### Exercise details
Collect every line in the entries below that contains the string "email".

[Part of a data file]
============
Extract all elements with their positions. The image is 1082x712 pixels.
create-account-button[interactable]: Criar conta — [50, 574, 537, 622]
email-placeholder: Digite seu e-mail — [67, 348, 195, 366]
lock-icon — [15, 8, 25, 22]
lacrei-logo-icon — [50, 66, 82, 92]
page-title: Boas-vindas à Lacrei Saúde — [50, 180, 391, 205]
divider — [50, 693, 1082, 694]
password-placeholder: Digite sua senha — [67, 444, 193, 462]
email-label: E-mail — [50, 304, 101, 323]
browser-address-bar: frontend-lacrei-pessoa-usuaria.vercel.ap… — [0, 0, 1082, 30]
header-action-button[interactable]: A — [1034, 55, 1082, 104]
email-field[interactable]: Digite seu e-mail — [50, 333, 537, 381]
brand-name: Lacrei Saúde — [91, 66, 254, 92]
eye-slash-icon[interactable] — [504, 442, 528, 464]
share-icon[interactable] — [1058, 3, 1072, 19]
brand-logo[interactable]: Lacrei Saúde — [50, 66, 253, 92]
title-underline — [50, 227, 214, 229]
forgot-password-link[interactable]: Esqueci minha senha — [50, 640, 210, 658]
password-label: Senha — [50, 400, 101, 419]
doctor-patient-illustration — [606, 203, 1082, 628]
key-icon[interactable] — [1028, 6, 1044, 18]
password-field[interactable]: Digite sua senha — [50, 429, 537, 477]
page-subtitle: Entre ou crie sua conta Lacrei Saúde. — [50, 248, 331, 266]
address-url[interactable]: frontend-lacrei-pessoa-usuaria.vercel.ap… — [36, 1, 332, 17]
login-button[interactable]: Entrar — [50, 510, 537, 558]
============
### Answer below
email-placeholder: Digite seu e-mail — [67, 348, 195, 366]
email-label: E-mail — [50, 304, 101, 323]
email-field[interactable]: Digite seu e-mail — [50, 333, 537, 381]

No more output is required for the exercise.